[Recorded data]:
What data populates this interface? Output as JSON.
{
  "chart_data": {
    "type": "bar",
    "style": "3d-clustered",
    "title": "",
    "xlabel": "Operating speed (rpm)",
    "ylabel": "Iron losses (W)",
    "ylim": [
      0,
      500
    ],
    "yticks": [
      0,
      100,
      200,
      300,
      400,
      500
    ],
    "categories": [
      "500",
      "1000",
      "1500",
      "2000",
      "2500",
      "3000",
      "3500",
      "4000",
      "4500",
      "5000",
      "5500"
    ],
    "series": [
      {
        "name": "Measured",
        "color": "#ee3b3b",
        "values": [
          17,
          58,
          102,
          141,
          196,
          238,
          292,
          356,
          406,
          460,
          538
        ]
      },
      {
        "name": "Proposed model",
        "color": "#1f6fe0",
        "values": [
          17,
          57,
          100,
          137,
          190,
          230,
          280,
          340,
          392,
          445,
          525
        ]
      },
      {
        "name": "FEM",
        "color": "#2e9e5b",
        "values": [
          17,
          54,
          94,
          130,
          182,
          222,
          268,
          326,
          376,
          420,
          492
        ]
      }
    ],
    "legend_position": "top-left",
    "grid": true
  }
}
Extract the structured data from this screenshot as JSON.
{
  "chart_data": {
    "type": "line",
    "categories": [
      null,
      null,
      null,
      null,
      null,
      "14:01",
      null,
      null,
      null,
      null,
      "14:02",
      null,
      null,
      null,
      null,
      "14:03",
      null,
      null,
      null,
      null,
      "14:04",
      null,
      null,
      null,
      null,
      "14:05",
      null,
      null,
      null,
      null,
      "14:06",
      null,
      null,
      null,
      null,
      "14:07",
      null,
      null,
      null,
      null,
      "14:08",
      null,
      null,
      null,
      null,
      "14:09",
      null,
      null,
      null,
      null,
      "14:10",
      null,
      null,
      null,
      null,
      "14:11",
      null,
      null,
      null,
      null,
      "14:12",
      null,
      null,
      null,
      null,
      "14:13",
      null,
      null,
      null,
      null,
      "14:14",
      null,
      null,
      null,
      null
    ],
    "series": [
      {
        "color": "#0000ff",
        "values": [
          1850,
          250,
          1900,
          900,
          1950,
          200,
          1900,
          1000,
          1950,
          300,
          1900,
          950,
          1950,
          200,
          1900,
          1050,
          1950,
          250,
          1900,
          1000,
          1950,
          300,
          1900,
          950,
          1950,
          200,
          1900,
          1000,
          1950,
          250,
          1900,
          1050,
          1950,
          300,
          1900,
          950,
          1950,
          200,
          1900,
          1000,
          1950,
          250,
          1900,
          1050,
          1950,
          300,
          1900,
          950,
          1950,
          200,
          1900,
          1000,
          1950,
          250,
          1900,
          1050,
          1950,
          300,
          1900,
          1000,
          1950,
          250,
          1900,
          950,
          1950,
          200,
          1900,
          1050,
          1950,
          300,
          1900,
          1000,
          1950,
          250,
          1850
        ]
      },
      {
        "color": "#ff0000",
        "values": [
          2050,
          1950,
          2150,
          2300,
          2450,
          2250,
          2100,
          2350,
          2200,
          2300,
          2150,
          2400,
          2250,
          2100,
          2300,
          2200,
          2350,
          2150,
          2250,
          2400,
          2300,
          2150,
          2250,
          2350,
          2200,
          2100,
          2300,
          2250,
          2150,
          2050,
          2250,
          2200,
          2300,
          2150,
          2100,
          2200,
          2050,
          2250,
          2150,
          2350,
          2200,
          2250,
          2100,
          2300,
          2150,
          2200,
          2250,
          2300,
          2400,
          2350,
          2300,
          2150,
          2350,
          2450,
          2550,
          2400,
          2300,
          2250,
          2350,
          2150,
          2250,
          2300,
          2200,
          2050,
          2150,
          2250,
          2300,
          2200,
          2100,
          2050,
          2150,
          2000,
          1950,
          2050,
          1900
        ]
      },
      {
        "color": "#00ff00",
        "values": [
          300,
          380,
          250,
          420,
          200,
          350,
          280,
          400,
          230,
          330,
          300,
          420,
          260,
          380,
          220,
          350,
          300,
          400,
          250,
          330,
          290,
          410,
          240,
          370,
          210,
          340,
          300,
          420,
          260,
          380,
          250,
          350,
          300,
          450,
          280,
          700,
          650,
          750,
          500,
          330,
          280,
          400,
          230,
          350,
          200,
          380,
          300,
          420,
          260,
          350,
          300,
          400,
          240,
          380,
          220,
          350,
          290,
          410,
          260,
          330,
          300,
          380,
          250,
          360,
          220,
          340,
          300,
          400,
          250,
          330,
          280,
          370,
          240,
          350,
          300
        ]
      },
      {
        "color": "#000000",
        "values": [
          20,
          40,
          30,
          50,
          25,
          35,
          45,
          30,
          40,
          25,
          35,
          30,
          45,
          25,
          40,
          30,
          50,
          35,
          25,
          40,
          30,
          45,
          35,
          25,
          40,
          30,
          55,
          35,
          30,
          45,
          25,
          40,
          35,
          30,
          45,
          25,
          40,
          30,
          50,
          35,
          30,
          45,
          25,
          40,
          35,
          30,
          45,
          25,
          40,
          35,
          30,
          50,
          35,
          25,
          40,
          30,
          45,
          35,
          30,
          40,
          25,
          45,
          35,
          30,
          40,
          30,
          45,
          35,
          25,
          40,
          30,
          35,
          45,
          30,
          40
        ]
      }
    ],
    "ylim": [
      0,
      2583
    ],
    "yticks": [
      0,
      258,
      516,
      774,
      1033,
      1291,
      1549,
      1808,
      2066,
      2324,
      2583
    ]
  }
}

[Stated task]: Output the records verbatim, from the first line to the last.

[Correct result]:
What data populates this interface? Output as JSON.
{
  "chart_data": {
    "type": "bar",
    "style": "3d-clustered",
    "title": "",
    "xlabel": "Operating speed (rpm)",
    "ylabel": "Iron losses (W)",
    "ylim": [
      0,
      500
    ],
    "yticks": [
      0,
      100,
      200,
      300,
      400,
      500
    ],
    "categories": [
      "500",
      "1000",
      "1500",
      "2000",
      "2500",
      "3000",
      "3500",
      "4000",
      "4500",
      "5000",
      "5500"
    ],
    "series": [
      {
        "name": "Measured",
        "color": "#ee3b3b",
        "values": [
          17,
          58,
          102,
          141,
          196,
          238,
          292,
          356,
          406,
          460,
          538
        ]
      },
      {
        "name": "Proposed model",
        "color": "#1f6fe0",
        "values": [
          17,
          57,
          100,
          137,
          190,
          230,
          280,
          340,
          392,
          445,
          525
        ]
      },
      {
        "name": "FEM",
        "color": "#2e9e5b",
        "values": [
          17,
          54,
          94,
          130,
          182,
          222,
          268,
          326,
          376,
          420,
          492
        ]
      }
    ],
    "legend_position": "top-left",
    "grid": true
  }
}
Extract the structured data from this screenshot as JSON.
{
  "chart_data": {
    "type": "line",
    "categories": [
      null,
      null,
      null,
      null,
      null,
      "14:01",
      null,
      null,
      null,
      null,
      "14:02",
      null,
      null,
      null,
      null,
      "14:03",
      null,
      null,
      null,
      null,
      "14:04",
      null,
      null,
      null,
      null,
      "14:05",
      null,
      null,
      null,
      null,
      "14:06",
      null,
      null,
      null,
      null,
      "14:07",
      null,
      null,
      null,
      null,
      "14:08",
      null,
      null,
      null,
      null,
      "14:09",
      null,
      null,
      null,
      null,
      "14:10",
      null,
      null,
      null,
      null,
      "14:11",
      null,
      null,
      null,
      null,
      "14:12",
      null,
      null,
      null,
      null,
      "14:13",
      null,
      null,
      null,
      null,
      "14:14",
      null,
      null,
      null,
      null
    ],
    "series": [
      {
        "color": "#0000ff",
        "values": [
          1850,
          250,
          1900,
          900,
          1950,
          200,
          1900,
          1000,
          1950,
          300,
          1900,
          950,
          1950,
          200,
          1900,
          1050,
          1950,
          250,
          1900,
          1000,
          1950,
          300,
          1900,
          950,
          1950,
          200,
          1900,
          1000,
          1950,
          250,
          1900,
          1050,
          1950,
          300,
          1900,
          950,
          1950,
          200,
          1900,
          1000,
          1950,
          250,
          1900,
          1050,
          1950,
          300,
          1900,
          950,
          1950,
          200,
          1900,
          1000,
          1950,
          250,
          1900,
          1050,
          1950,
          300,
          1900,
          1000,
          1950,
          250,
          1900,
          950,
          1950,
          200,
          1900,
          1050,
          1950,
          300,
          1900,
          1000,
          1950,
          250,
          1850
        ]
      },
      {
        "color": "#ff0000",
        "values": [
          2050,
          1950,
          2150,
          2300,
          2450,
          2250,
          2100,
          2350,
          2200,
          2300,
          2150,
          2400,
          2250,
          2100,
          2300,
          2200,
          2350,
          2150,
          2250,
          2400,
          2300,
          2150,
          2250,
          2350,
          2200,
          2100,
          2300,
          2250,
          2150,
          2050,
          2250,
          2200,
          2300,
          2150,
          2100,
          2200,
          2050,
          2250,
          2150,
          2350,
          2200,
          2250,
          2100,
          2300,
          2150,
          2200,
          2250,
          2300,
          2400,
          2350,
          2300,
          2150,
          2350,
          2450,
          2550,
          2400,
          2300,
          2250,
          2350,
          2150,
          2250,
          2300,
          2200,
          2050,
          2150,
          2250,
          2300,
          2200,
          2100,
          2050,
          2150,
          2000,
          1950,
          2050,
          1900
        ]
      },
      {
        "color": "#00ff00",
        "values": [
          300,
          380,
          250,
          420,
          200,
          350,
          280,
          400,
          230,
          330,
          300,
          420,
          260,
          380,
          220,
          350,
          300,
          400,
          250,
          330,
          290,
          410,
          240,
          370,
          210,
          340,
          300,
          420,
          260,
          380,
          250,
          350,
          300,
          450,
          280,
          700,
          650,
          750,
          500,
          330,
          280,
          400,
          230,
          350,
          200,
          380,
          300,
          420,
          260,
          350,
          300,
          400,
          240,
          380,
          220,
          350,
          290,
          410,
          260,
          330,
          300,
          380,
          250,
          360,
          220,
          340,
          300,
          400,
          250,
          330,
          280,
          370,
          240,
          350,
          300
        ]
      },
      {
        "color": "#000000",
        "values": [
          20,
          40,
          30,
          50,
          25,
          35,
          45,
          30,
          40,
          25,
          35,
          30,
          45,
          25,
          40,
          30,
          50,
          35,
          25,
          40,
          30,
          45,
          35,
          25,
          40,
          30,
          55,
          35,
          30,
          45,
          25,
          40,
          35,
          30,
          45,
          25,
          40,
          30,
          50,
          35,
          30,
          45,
          25,
          40,
          35,
          30,
          45,
          25,
          40,
          35,
          30,
          50,
          35,
          25,
          40,
          30,
          45,
          35,
          30,
          40,
          25,
          45,
          35,
          30,
          40,
          30,
          45,
          35,
          25,
          40,
          30,
          35,
          45,
          30,
          40
        ]
      }
    ],
    "ylim": [
      0,
      2583
    ],
    "yticks": [
      0,
      258,
      516,
      774,
      1033,
      1291,
      1549,
      1808,
      2066,
      2324,
      2583
    ]
  }
}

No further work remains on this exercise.